What the task requires. Write out every entry exactly as it stands.

────────────────

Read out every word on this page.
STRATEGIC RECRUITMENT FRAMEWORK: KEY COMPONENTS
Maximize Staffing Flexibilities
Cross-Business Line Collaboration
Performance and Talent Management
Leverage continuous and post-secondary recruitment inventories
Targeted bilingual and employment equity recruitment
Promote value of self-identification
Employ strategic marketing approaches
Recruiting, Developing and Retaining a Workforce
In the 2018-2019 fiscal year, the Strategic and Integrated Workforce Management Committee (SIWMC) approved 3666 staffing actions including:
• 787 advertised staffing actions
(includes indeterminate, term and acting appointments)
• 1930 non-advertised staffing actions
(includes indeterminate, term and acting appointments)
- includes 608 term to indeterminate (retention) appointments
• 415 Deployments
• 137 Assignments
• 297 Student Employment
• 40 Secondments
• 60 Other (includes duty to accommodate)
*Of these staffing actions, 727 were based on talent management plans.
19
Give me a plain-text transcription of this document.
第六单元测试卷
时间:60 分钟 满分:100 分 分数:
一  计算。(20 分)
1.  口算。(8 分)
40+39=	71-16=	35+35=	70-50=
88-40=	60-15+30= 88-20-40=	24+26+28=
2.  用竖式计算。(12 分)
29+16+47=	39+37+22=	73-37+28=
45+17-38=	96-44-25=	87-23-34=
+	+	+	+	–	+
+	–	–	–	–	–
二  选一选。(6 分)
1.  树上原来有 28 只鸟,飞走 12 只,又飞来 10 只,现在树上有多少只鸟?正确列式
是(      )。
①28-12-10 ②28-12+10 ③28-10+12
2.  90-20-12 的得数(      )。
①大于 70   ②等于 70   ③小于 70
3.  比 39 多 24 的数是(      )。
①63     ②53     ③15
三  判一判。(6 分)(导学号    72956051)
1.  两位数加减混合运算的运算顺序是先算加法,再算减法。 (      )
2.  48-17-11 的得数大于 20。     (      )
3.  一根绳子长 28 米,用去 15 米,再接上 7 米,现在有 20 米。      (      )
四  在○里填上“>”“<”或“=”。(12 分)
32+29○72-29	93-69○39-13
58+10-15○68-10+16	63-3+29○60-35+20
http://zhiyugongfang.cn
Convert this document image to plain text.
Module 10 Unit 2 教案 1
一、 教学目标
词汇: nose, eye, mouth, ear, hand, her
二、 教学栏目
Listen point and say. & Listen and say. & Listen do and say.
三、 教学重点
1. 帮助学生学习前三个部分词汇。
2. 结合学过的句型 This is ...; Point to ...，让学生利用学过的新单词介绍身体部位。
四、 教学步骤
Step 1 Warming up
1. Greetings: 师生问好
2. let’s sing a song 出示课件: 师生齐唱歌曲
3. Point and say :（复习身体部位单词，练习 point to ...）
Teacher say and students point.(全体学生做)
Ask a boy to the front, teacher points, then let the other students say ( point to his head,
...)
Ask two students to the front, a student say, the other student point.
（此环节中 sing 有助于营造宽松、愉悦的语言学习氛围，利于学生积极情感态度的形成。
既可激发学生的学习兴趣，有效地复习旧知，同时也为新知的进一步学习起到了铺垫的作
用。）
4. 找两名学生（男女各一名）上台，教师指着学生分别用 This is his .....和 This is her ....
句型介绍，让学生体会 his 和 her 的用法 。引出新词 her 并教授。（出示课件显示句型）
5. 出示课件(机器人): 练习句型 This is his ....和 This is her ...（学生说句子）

────────────────

Final answer.
Read out every word on this page.
STRATEGIC RECRUITMENT FRAMEWORK: KEY COMPONENTS
Maximize Staffing Flexibilities
Cross-Business Line Collaboration
Performance and Talent Management
Leverage continuous and post-secondary recruitment inventories
Targeted bilingual and employment equity recruitment
Promote value of self-identification
Employ strategic marketing approaches
Recruiting, Developing and Retaining a Workforce
In the 2018-2019 fiscal year, the Strategic and Integrated Workforce Management Committee (SIWMC) approved 3666 staffing actions including:
• 787 advertised staffing actions
(includes indeterminate, term and acting appointments)
• 1930 non-advertised staffing actions
(includes indeterminate, term and acting appointments)
- includes 608 term to indeterminate (retention) appointments
• 415 Deployments
• 137 Assignments
• 297 Student Employment
• 40 Secondments
• 60 Other (includes duty to accommodate)
*Of these staffing actions, 727 were based on talent management plans.
19
Give me a plain-text transcription of this document.
第六单元测试卷
时间:60 分钟 满分:100 分 分数:
一  计算。(20 分)
1.  口算。(8 分)
40+39=	71-16=	35+35=	70-50=
88-40=	60-15+30= 88-20-40=	24+26+28=
2.  用竖式计算。(12 分)
29+16+47=	39+37+22=	73-37+28=
45+17-38=	96-44-25=	87-23-34=
+	+	+	+	–	+
+	–	–	–	–	–
二  选一选。(6 分)
1.  树上原来有 28 只鸟,飞走 12 只,又飞来 10 只,现在树上有多少只鸟?正确列式
是(      )。
①28-12-10 ②28-12+10 ③28-10+12
2.  90-20-12 的得数(      )。
①大于 70   ②等于 70   ③小于 70
3.  比 39 多 24 的数是(      )。
①63     ②53     ③15
三  判一判。(6 分)(导学号    72956051)
1.  两位数加减混合运算的运算顺序是先算加法,再算减法。 (      )
2.  48-17-11 的得数大于 20。     (      )
3.  一根绳子长 28 米,用去 15 米,再接上 7 米,现在有 20 米。      (      )
四  在○里填上“>”“<”或“=”。(12 分)
32+29○72-29	93-69○39-13
58+10-15○68-10+16	63-3+29○60-35+20
http://zhiyugongfang.cn
Convert this document image to plain text.
Module 10 Unit 2 教案 1
一、 教学目标
词汇: nose, eye, mouth, ear, hand, her
二、 教学栏目
Listen point and say. & Listen and say. & Listen do and say.
三、 教学重点
1. 帮助学生学习前三个部分词汇。
2. 结合学过的句型 This is ...; Point to ...，让学生利用学过的新单词介绍身体部位。
四、 教学步骤
Step 1 Warming up
1. Greetings: 师生问好
2. let’s sing a song 出示课件: 师生齐唱歌曲
3. Point and say :（复习身体部位单词，练习 point to ...）
Teacher say and students point.(全体学生做)
Ask a boy to the front, teacher points, then let the other students say ( point to his head,
...)
Ask two students to the front, a student say, the other student point.
（此环节中 sing 有助于营造宽松、愉悦的语言学习氛围，利于学生积极情感态度的形成。
既可激发学生的学习兴趣，有效地复习旧知，同时也为新知的进一步学习起到了铺垫的作
用。）
4. 找两名学生（男女各一名）上台，教师指着学生分别用 This is his .....和 This is her ....
句型介绍，让学生体会 his 和 her 的用法 。引出新词 her 并教授。（出示课件显示句型）
5. 出示课件(机器人): 练习句型 This is his ....和 This is her ...（学生说句子）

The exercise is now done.